» Problem description: Set down all of the data that follows word for word, without the images.

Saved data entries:
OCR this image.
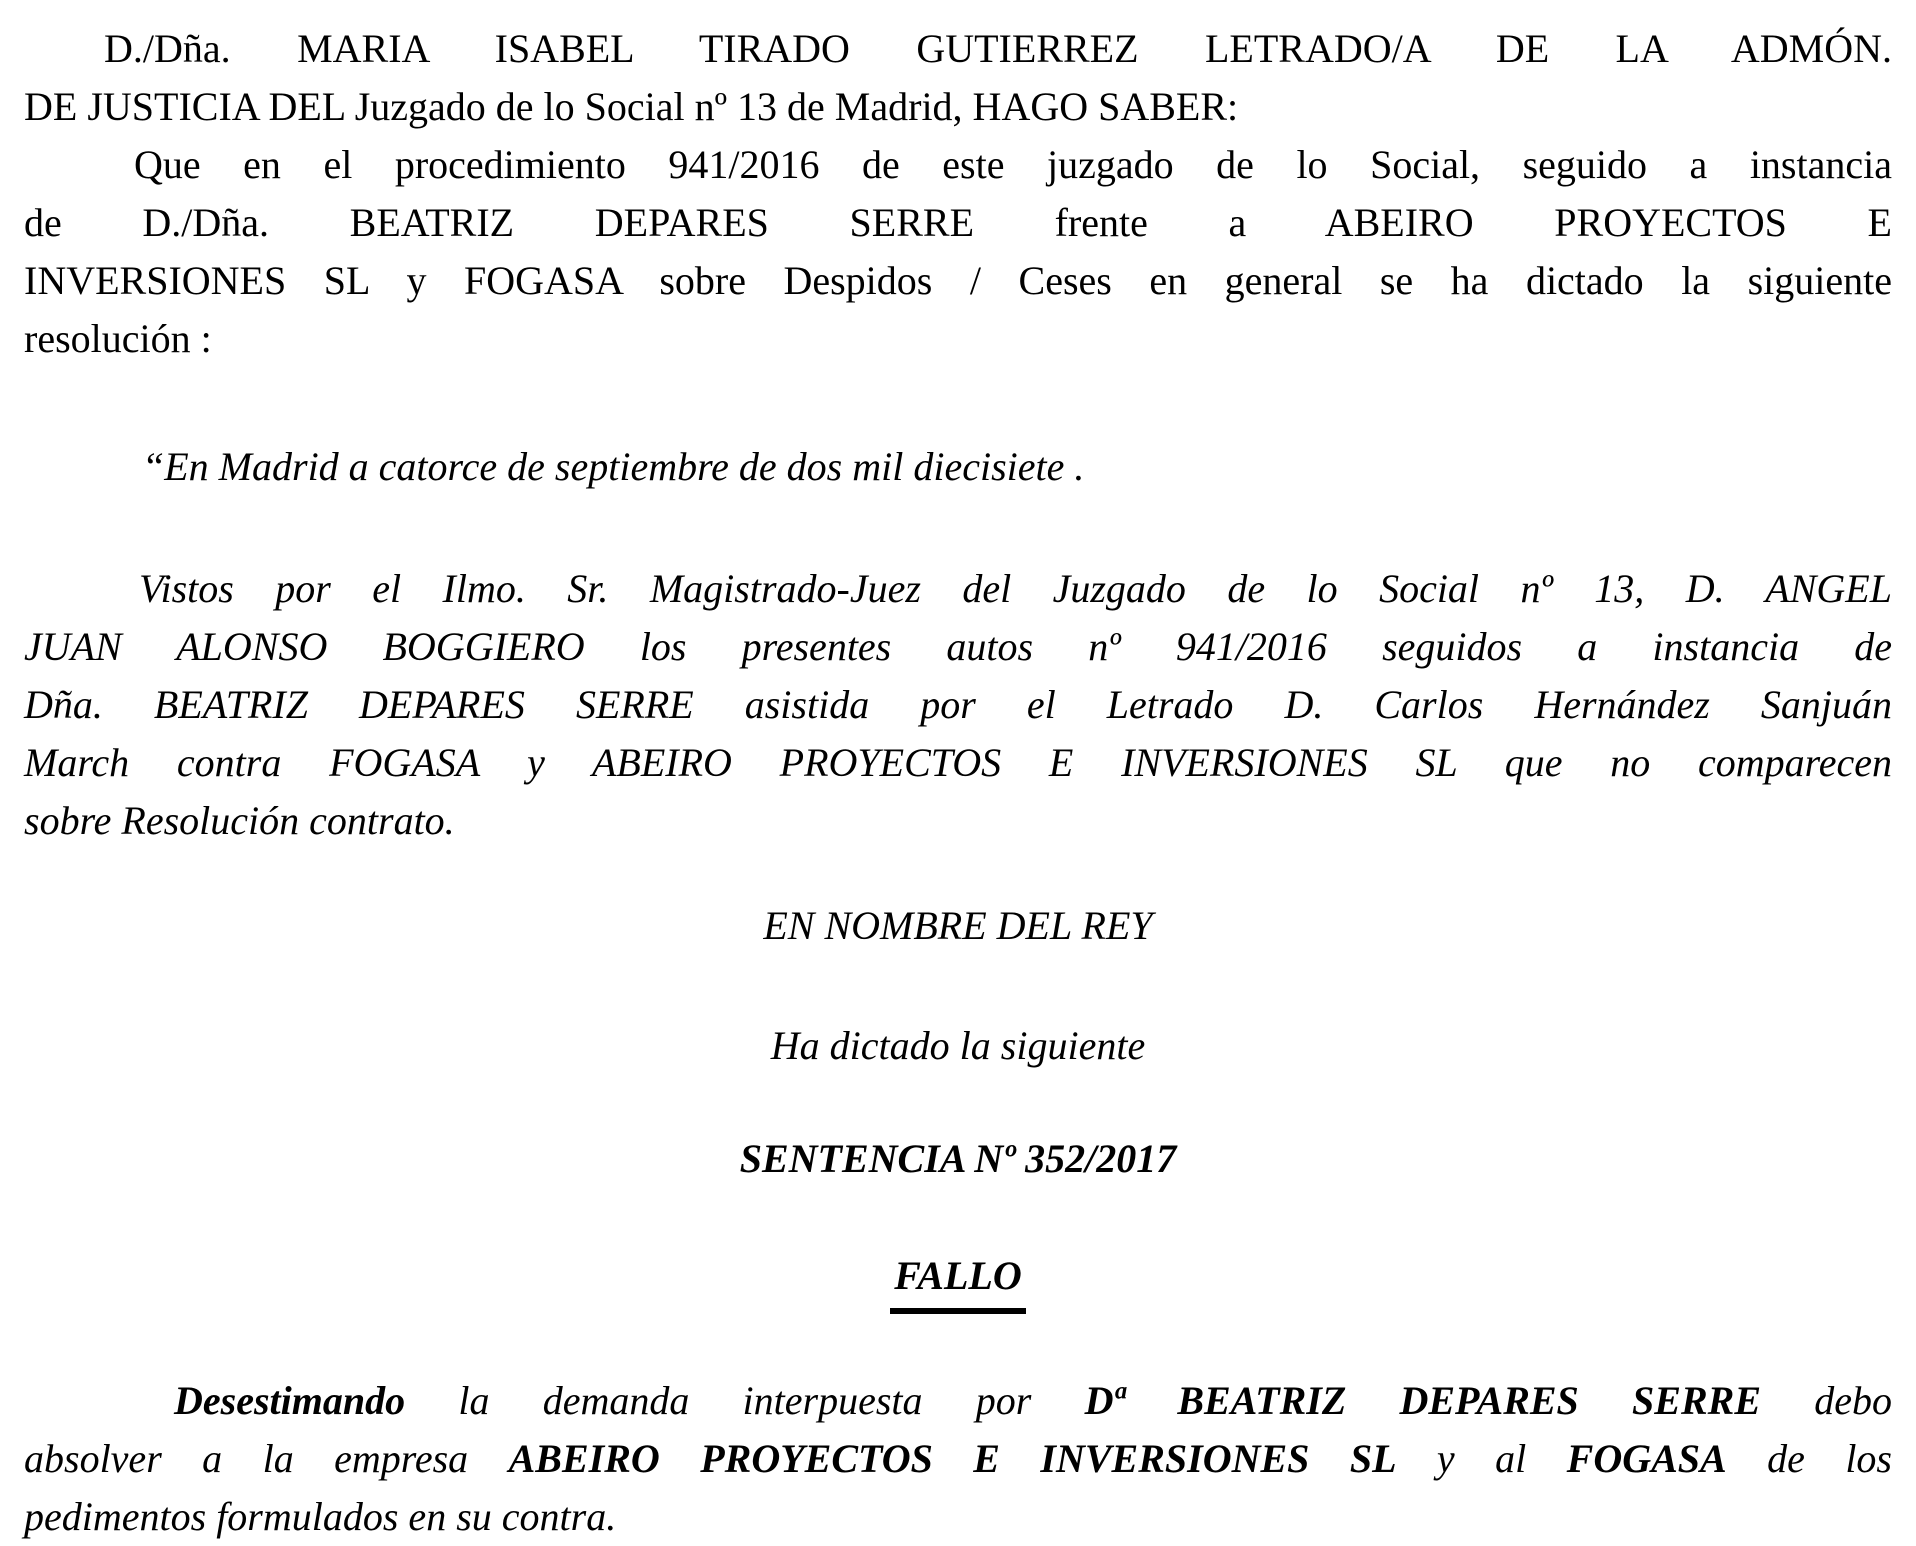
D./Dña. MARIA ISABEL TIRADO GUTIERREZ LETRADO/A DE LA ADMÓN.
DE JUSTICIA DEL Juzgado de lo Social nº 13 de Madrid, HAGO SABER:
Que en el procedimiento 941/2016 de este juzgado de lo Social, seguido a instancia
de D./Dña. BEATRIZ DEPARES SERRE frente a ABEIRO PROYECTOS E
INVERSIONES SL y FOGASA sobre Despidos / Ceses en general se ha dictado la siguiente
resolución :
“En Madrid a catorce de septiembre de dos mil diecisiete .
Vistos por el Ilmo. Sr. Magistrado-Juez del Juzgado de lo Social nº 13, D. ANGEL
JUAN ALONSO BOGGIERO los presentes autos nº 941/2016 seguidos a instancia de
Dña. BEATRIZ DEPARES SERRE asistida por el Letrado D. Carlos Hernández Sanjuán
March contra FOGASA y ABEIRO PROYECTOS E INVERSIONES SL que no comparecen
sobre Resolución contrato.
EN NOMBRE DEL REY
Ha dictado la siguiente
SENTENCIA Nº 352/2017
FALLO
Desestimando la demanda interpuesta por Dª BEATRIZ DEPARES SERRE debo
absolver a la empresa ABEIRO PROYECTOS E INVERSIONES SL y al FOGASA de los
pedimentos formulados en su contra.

» Exercise result:
OCR this image.
D./Dña. MARIA ISABEL TIRADO GUTIERREZ LETRADO/A DE LA ADMÓN.
DE JUSTICIA DEL Juzgado de lo Social nº 13 de Madrid, HAGO SABER:
Que en el procedimiento 941/2016 de este juzgado de lo Social, seguido a instancia
de D./Dña. BEATRIZ DEPARES SERRE frente a ABEIRO PROYECTOS E
INVERSIONES SL y FOGASA sobre Despidos / Ceses en general se ha dictado la siguiente
resolución :
“En Madrid a catorce de septiembre de dos mil diecisiete .
Vistos por el Ilmo. Sr. Magistrado-Juez del Juzgado de lo Social nº 13, D. ANGEL
JUAN ALONSO BOGGIERO los presentes autos nº 941/2016 seguidos a instancia de
Dña. BEATRIZ DEPARES SERRE asistida por el Letrado D. Carlos Hernández Sanjuán
March contra FOGASA y ABEIRO PROYECTOS E INVERSIONES SL que no comparecen
sobre Resolución contrato.
EN NOMBRE DEL REY
Ha dictado la siguiente
SENTENCIA Nº 352/2017
FALLO
Desestimando la demanda interpuesta por Dª BEATRIZ DEPARES SERRE debo
absolver a la empresa ABEIRO PROYECTOS E INVERSIONES SL y al FOGASA de los
pedimentos formulados en su contra.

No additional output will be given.